→ **TASK DETAILS**
Which lines hold the word "contre"? Copy each of them from the material.

+++

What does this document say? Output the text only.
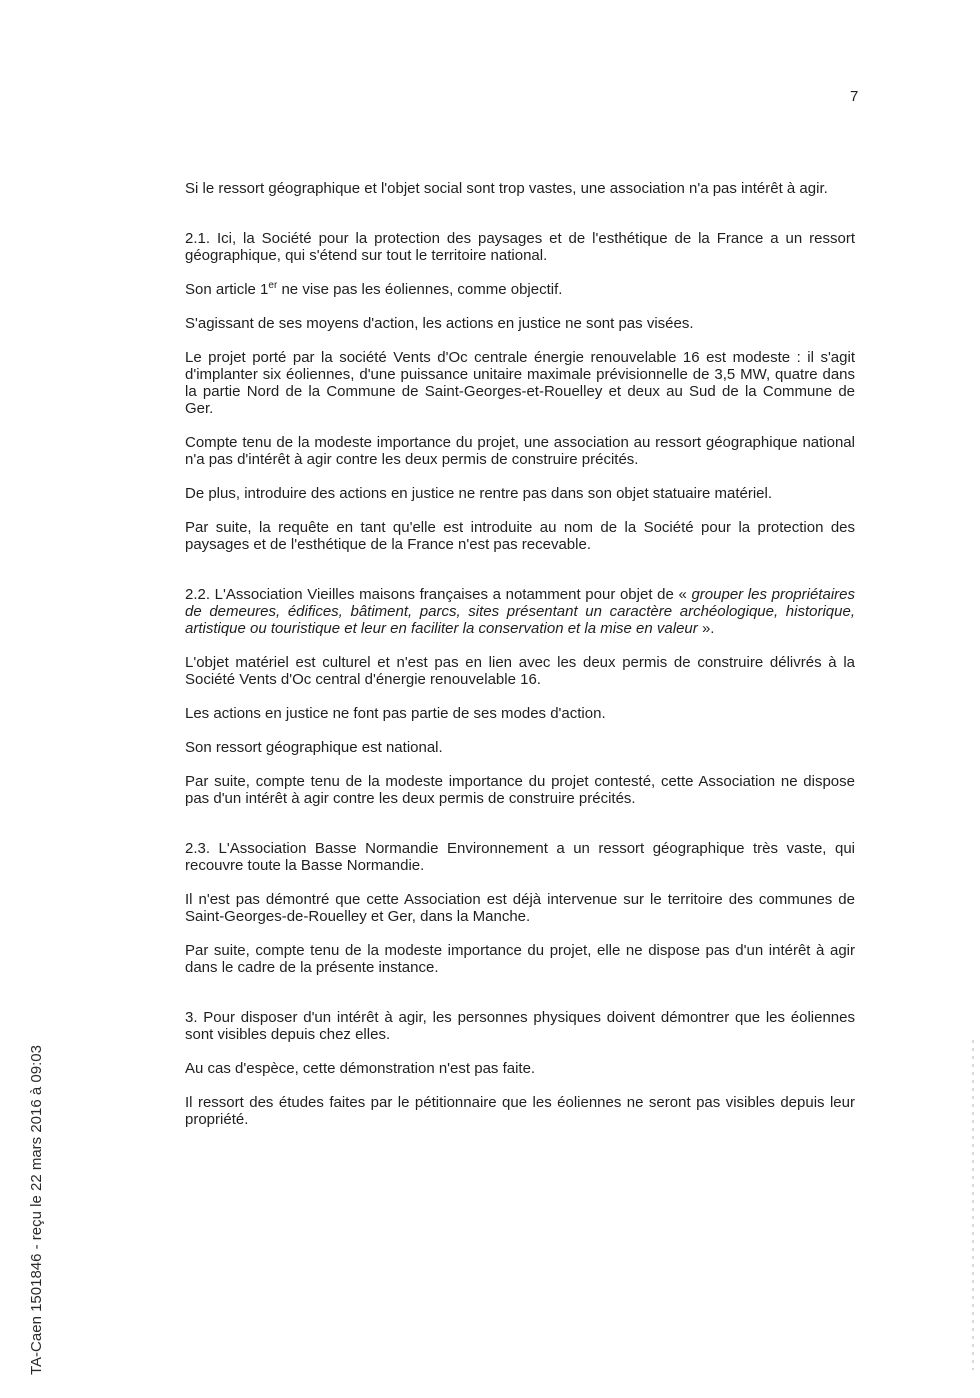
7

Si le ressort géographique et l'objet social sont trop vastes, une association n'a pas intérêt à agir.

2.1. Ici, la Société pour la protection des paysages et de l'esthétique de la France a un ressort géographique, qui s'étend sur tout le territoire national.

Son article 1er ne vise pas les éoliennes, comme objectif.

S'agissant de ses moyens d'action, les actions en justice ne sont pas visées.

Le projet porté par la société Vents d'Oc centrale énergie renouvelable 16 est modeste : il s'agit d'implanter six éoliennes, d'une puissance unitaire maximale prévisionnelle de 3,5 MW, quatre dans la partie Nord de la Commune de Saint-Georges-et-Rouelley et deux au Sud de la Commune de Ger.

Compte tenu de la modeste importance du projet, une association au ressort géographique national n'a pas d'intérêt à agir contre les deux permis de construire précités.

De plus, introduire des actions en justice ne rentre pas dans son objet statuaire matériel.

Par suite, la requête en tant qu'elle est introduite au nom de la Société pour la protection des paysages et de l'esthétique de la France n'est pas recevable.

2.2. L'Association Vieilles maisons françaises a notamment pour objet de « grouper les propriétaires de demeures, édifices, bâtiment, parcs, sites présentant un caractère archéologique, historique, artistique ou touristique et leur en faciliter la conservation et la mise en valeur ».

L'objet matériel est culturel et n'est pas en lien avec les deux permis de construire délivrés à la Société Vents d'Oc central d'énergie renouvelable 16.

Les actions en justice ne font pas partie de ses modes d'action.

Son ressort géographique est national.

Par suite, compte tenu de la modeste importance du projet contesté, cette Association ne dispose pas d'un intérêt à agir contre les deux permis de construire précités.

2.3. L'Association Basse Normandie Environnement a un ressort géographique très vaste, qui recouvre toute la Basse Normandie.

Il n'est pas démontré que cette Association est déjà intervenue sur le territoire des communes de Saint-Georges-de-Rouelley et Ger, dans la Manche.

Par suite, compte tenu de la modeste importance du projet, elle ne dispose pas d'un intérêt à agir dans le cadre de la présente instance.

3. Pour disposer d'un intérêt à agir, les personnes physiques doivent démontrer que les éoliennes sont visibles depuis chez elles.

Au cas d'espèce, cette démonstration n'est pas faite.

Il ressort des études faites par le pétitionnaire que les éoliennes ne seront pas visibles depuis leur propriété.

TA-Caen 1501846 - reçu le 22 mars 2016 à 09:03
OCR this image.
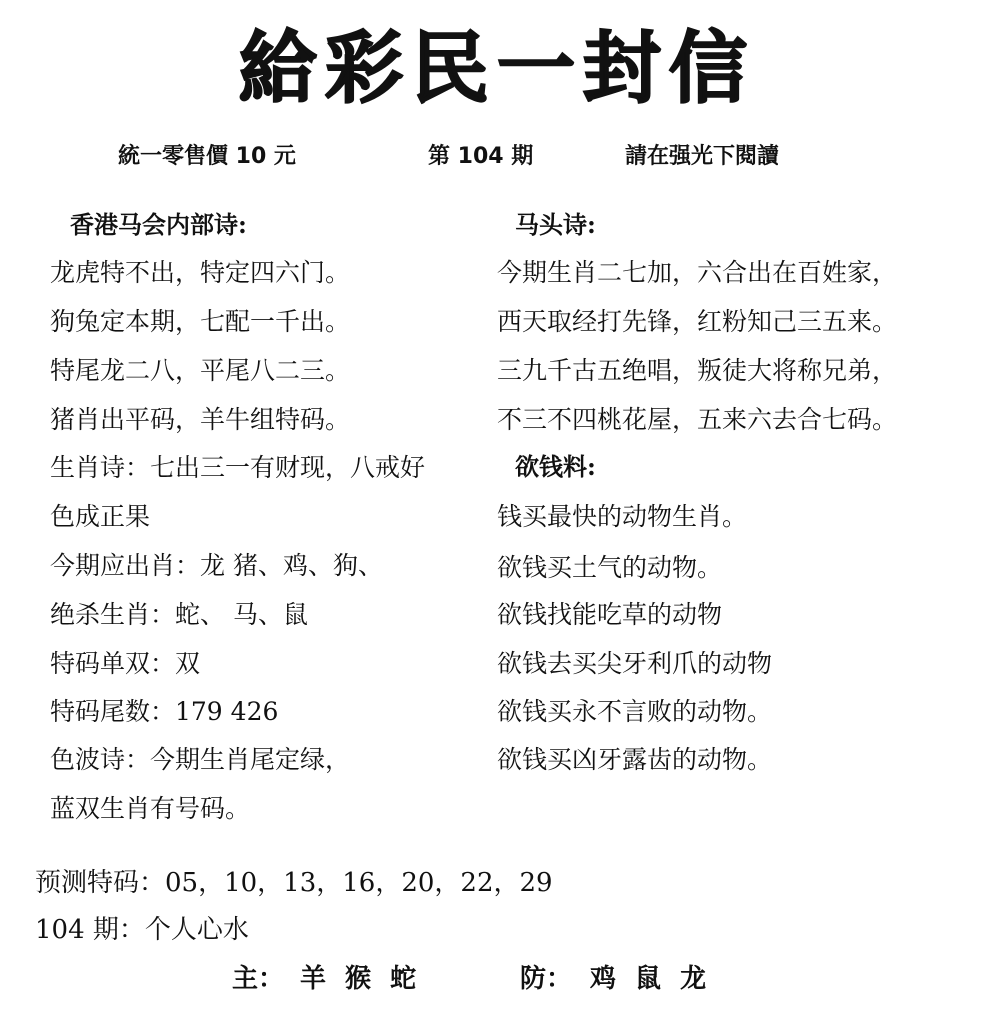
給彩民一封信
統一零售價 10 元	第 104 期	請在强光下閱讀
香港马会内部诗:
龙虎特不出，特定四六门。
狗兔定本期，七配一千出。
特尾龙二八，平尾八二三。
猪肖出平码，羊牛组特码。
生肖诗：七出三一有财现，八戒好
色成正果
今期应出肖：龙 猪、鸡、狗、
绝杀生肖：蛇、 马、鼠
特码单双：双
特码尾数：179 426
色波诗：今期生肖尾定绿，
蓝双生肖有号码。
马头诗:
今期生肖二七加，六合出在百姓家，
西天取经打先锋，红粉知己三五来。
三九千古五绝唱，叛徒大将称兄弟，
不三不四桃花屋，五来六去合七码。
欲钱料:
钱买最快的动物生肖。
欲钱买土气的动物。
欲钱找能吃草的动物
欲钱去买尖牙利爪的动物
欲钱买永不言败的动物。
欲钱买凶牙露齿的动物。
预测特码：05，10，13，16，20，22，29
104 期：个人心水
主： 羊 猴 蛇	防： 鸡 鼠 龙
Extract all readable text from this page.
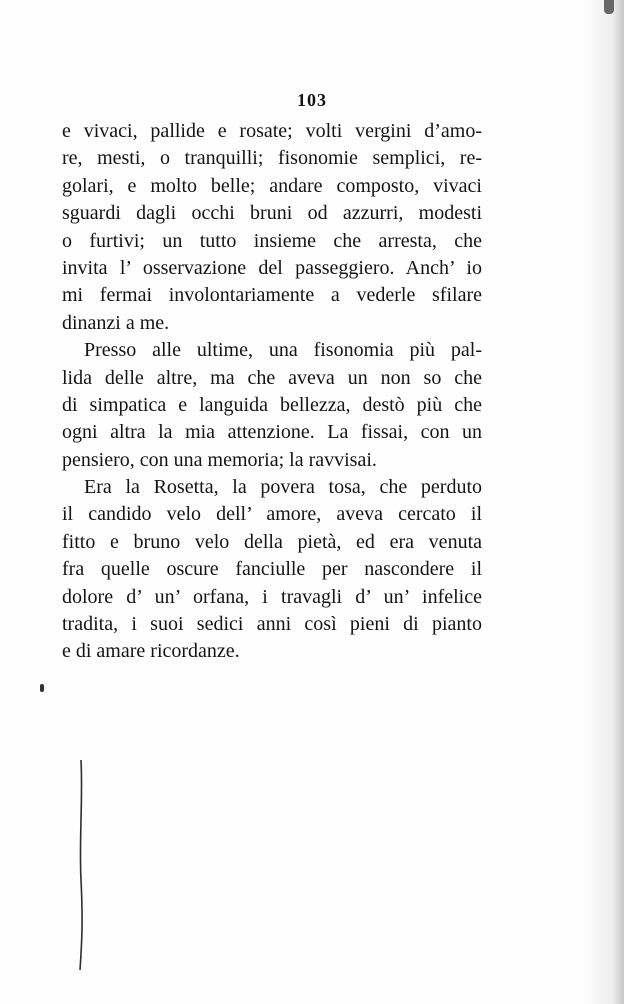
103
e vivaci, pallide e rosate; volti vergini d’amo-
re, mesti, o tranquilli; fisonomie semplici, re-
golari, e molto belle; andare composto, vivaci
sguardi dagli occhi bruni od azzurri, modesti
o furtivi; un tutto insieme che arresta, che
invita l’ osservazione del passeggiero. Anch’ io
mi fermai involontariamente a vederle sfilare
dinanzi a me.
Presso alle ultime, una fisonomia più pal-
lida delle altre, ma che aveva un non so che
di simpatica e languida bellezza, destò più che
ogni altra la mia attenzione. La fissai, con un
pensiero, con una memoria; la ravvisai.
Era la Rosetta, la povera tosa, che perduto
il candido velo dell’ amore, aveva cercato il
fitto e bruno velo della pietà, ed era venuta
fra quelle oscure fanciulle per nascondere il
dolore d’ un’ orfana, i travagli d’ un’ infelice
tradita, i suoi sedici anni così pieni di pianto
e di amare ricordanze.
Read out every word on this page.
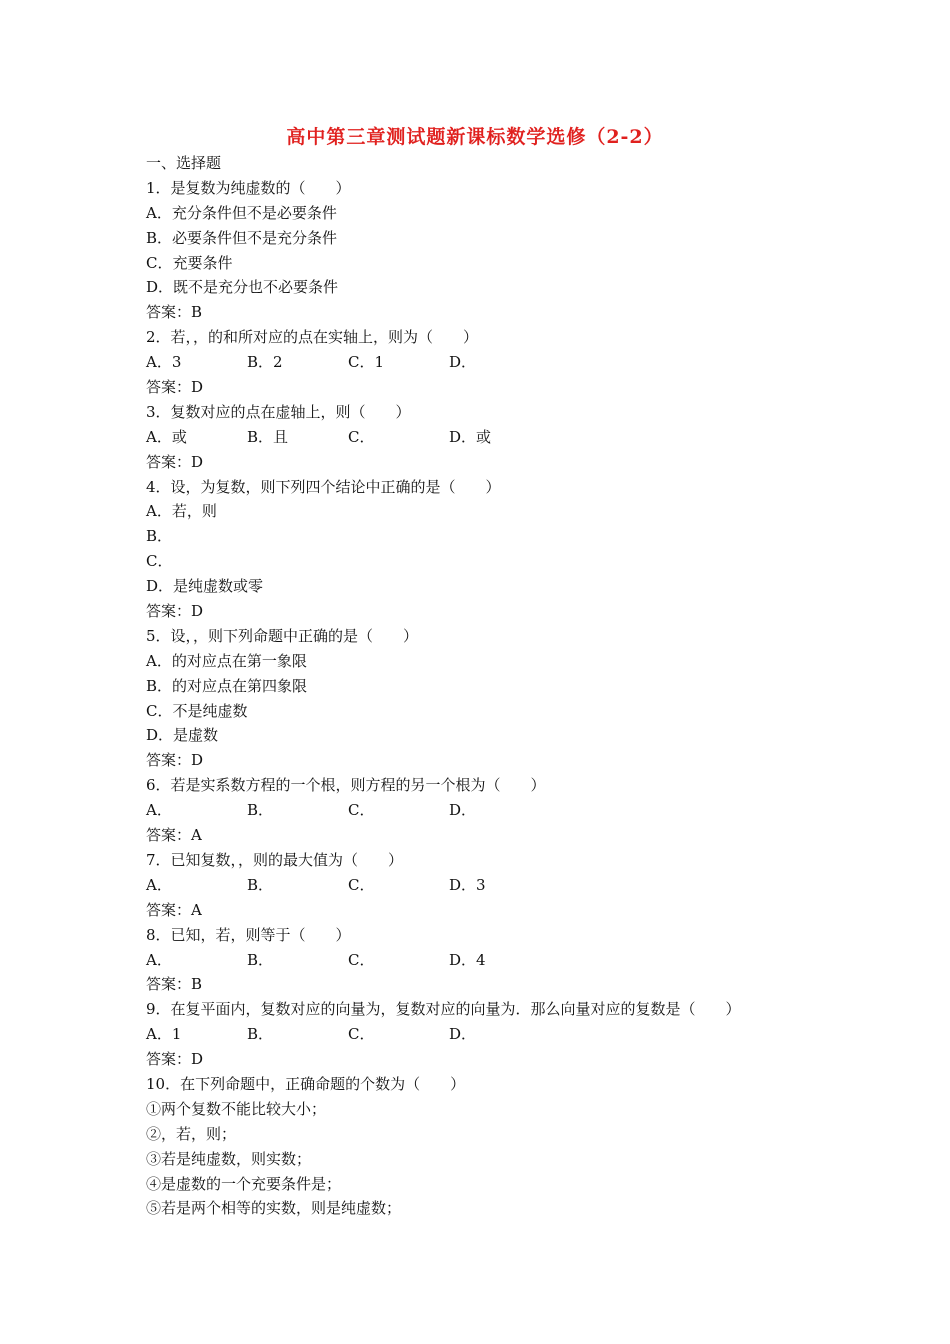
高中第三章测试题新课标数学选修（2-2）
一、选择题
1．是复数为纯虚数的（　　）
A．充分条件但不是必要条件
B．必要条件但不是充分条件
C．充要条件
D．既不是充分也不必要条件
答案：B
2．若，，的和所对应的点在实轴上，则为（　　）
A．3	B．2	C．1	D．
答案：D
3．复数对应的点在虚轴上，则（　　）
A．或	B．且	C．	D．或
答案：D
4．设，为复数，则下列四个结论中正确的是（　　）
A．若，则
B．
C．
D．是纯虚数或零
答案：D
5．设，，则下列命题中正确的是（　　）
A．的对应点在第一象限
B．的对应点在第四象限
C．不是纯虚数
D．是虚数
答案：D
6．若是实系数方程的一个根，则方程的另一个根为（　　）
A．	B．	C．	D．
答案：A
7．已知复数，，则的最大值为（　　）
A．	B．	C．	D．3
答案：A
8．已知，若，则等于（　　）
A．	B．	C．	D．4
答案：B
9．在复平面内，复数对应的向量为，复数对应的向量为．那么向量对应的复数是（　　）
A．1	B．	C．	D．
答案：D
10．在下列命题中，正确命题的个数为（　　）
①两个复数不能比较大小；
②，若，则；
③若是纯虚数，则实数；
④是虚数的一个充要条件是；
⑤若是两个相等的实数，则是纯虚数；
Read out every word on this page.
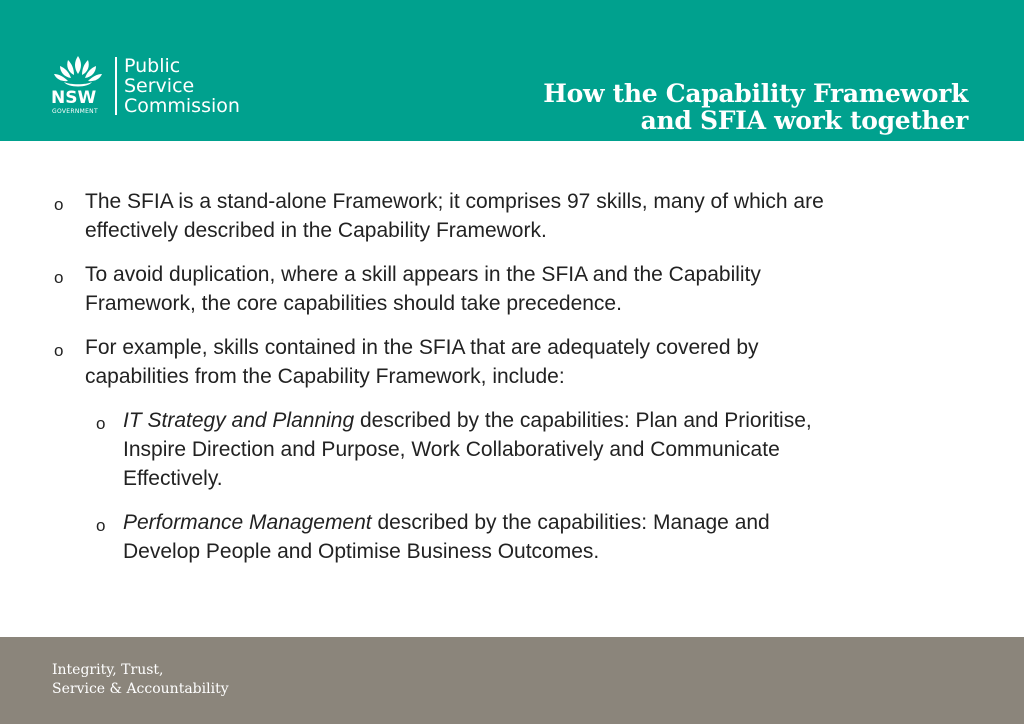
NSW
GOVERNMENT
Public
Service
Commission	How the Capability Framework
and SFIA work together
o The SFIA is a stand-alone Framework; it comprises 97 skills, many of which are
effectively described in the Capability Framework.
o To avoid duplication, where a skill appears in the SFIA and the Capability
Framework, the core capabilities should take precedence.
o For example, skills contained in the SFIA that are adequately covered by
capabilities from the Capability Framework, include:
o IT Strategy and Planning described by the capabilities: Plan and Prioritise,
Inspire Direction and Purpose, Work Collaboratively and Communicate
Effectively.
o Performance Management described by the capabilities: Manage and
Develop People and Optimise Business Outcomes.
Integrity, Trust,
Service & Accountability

+++

→ **FULL ANSWER**
Compte tenu de la modeste importance du projet, une association au ressort géographique national n'a pas d'intérêt à agir contre les deux permis de construire précités.
Par suite, compte tenu de la modeste importance du projet contesté, cette Association ne dispose pas d'un intérêt à agir contre les deux permis de construire précités.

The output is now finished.